(Dataset extract):
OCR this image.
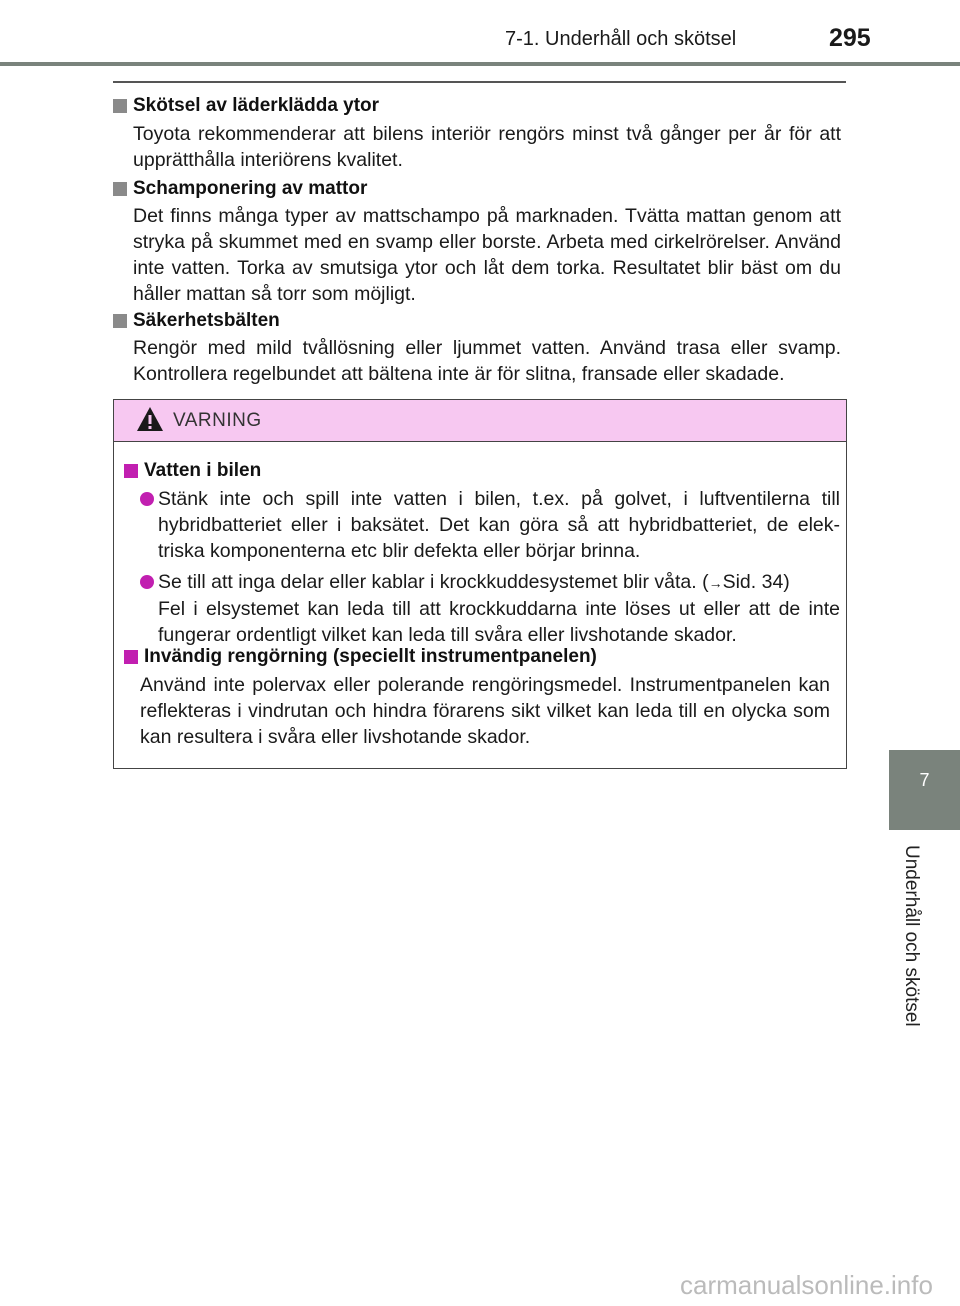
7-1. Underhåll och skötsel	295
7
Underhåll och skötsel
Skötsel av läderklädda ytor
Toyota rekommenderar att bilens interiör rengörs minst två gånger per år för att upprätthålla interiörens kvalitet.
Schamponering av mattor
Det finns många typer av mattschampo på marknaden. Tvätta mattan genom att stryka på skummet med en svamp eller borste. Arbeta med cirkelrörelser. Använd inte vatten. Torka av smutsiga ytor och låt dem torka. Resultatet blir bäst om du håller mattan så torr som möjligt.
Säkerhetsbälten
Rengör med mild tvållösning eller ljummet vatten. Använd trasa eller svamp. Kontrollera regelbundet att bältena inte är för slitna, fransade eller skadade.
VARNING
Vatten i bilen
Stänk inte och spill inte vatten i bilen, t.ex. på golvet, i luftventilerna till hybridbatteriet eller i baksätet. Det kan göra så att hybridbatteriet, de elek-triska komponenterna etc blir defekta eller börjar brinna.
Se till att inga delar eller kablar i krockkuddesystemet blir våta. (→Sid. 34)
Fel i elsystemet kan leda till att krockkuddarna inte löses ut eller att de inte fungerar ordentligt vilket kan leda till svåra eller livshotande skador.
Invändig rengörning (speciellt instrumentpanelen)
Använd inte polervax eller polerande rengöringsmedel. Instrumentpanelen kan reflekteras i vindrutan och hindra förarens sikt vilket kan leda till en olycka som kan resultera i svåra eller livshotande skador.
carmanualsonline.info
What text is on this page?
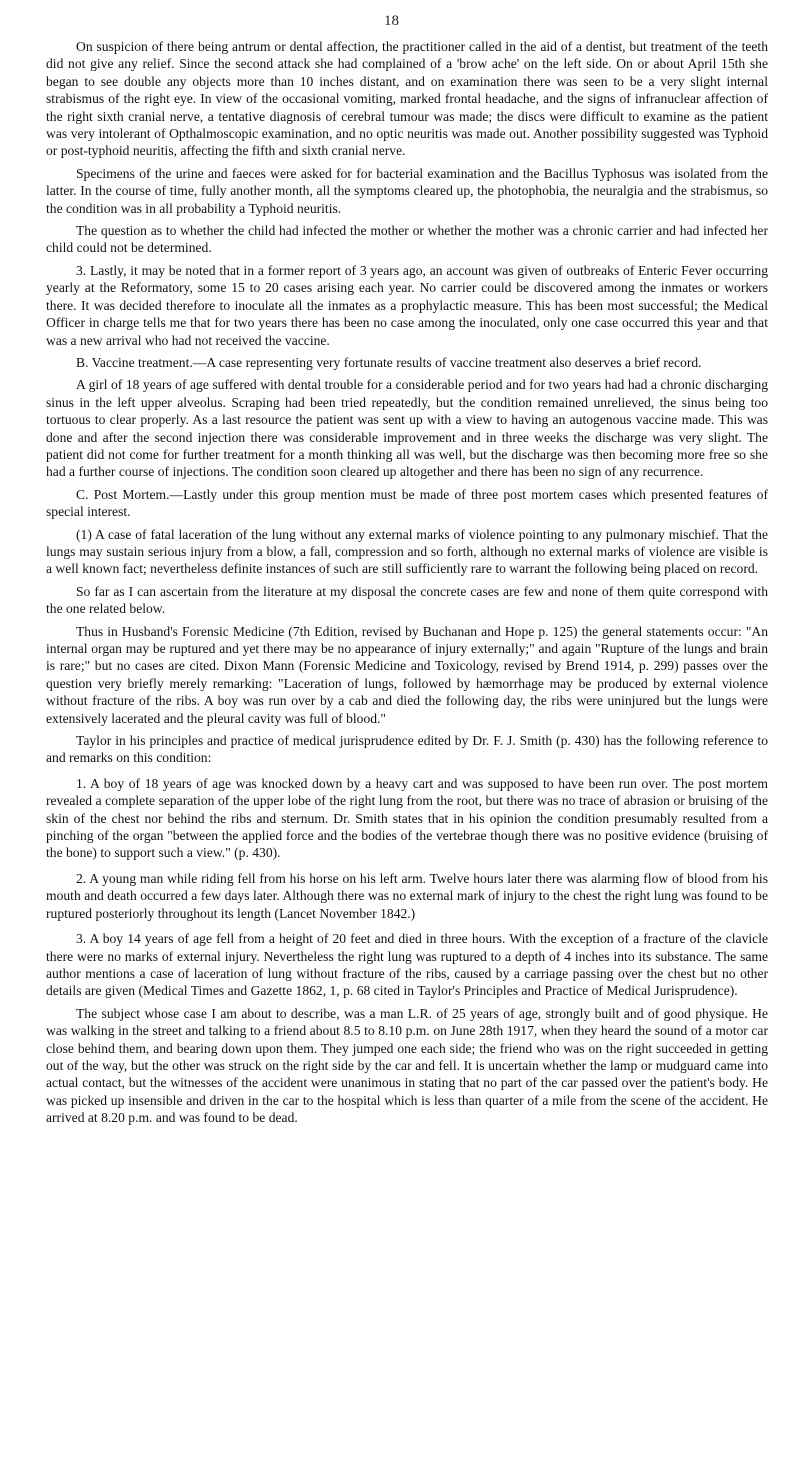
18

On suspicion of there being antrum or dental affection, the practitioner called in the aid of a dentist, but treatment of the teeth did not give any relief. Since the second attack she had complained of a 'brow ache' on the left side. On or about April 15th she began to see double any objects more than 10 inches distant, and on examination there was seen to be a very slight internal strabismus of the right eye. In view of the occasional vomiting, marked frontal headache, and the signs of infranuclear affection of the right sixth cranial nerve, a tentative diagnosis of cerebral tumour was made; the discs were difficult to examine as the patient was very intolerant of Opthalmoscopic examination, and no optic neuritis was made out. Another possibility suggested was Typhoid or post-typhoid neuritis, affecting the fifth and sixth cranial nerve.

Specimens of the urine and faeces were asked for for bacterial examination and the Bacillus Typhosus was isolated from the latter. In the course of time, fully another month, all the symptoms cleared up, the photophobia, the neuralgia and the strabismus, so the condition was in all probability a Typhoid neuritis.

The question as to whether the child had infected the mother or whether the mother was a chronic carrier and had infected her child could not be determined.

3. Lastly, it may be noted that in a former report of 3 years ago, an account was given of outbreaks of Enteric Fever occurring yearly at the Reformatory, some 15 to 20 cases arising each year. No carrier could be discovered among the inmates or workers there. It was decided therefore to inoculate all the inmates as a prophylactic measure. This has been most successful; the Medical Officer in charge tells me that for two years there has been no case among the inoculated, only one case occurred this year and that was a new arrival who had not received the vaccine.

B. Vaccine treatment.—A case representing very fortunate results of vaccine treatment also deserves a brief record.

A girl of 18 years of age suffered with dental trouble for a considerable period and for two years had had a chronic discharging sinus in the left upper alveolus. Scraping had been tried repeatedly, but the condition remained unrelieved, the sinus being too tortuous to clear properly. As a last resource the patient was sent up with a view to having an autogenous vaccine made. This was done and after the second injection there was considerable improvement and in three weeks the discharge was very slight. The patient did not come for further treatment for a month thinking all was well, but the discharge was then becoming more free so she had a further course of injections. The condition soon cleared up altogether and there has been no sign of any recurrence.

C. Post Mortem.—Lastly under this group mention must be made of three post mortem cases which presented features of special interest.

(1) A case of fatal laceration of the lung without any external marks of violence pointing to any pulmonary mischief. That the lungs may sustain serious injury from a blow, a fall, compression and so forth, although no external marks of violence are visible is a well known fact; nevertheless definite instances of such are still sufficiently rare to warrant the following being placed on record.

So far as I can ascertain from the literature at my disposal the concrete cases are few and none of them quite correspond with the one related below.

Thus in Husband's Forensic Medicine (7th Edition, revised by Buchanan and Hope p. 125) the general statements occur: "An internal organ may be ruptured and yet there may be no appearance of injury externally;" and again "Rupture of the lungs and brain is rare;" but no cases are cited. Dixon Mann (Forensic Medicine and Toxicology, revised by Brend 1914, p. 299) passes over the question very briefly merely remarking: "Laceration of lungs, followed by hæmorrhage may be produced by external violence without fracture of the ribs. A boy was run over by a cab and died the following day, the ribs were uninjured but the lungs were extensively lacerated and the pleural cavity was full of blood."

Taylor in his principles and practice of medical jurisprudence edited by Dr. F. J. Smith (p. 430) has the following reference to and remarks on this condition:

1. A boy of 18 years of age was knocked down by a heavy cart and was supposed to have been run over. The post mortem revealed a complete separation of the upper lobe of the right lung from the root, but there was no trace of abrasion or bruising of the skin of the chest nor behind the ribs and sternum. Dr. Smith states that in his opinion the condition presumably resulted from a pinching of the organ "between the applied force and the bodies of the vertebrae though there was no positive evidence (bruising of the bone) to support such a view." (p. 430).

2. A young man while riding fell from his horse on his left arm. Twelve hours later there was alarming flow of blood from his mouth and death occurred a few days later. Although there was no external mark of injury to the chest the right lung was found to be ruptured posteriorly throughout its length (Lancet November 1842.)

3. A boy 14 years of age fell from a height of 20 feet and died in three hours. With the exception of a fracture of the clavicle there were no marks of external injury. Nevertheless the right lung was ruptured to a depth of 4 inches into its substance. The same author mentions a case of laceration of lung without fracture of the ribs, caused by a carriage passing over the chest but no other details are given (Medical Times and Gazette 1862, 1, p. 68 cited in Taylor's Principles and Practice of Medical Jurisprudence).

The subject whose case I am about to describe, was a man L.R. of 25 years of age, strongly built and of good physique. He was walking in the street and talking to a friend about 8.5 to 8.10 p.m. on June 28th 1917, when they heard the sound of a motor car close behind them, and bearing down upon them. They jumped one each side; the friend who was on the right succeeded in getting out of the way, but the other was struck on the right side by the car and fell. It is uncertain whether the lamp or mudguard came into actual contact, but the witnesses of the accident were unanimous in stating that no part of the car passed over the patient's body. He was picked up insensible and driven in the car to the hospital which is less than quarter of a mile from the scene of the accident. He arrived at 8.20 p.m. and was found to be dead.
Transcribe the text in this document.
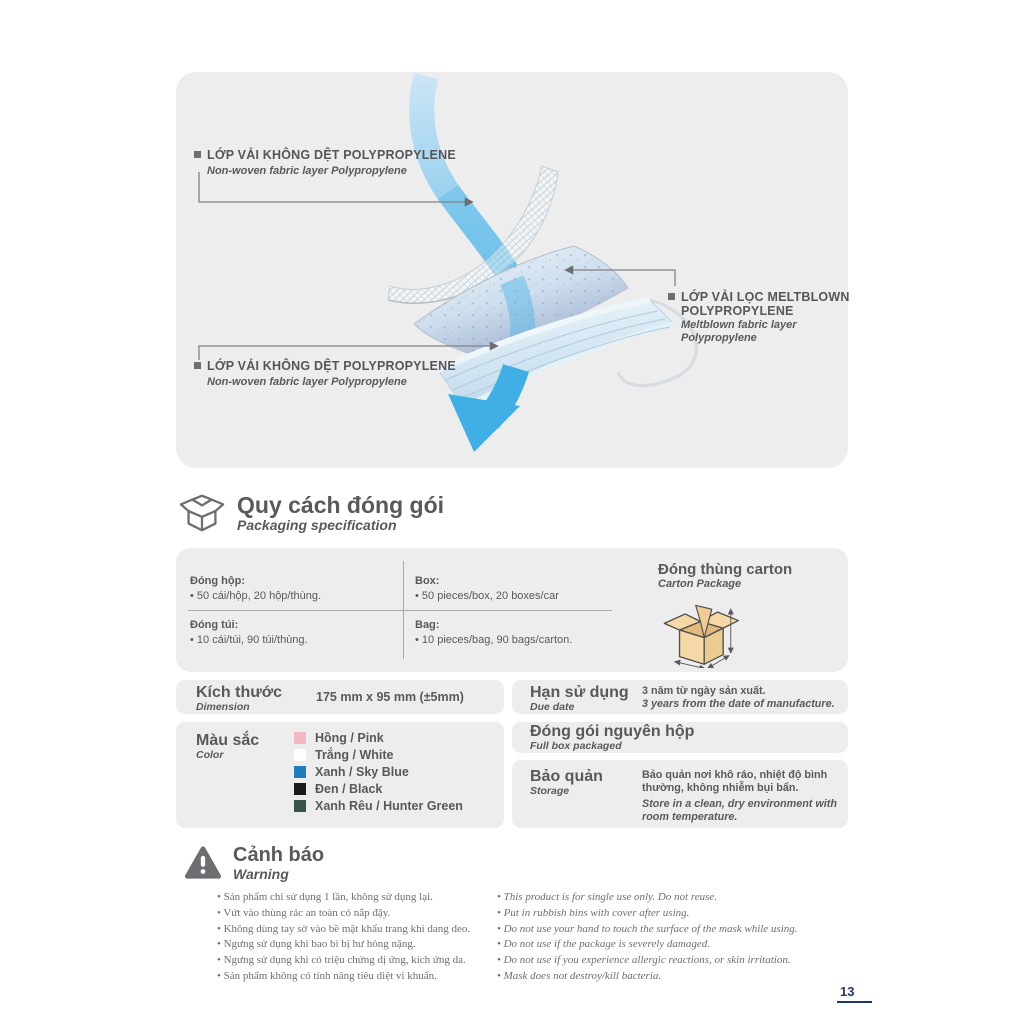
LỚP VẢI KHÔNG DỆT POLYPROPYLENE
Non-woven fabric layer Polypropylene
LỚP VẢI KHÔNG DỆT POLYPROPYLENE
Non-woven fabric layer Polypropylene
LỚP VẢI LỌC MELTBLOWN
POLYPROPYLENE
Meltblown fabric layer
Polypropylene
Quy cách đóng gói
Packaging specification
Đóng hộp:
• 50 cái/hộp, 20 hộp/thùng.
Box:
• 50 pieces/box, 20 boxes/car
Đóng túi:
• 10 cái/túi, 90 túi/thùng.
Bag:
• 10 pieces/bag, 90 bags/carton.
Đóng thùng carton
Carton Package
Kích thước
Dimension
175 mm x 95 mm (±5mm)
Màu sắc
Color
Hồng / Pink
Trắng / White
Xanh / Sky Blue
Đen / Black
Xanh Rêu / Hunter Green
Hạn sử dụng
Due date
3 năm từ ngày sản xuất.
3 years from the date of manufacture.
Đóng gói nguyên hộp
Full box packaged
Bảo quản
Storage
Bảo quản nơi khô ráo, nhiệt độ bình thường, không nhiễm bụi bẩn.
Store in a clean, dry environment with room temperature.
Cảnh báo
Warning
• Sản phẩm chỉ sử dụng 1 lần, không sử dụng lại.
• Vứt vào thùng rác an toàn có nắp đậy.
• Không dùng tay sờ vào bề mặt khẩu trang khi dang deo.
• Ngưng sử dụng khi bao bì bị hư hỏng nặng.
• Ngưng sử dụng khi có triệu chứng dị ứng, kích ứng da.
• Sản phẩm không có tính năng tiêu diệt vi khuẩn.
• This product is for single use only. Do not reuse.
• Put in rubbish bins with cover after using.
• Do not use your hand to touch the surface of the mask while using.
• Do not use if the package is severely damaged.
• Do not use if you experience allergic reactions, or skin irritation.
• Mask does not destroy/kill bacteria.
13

(Your goal): The records are given above. Copy each line in them that holds "svåra".

(Response to this task):
Fel i elsystemet kan leda till att krockkuddarna inte löses ut eller att de inte fungerar ordentligt vilket kan leda till svåra eller livshotande skador.
Använd inte polervax eller polerande rengöringsmedel. Instrumentpanelen kan reflekteras i vindrutan och hindra förarens sikt vilket kan leda till en olycka som kan resultera i svåra eller livshotande skador.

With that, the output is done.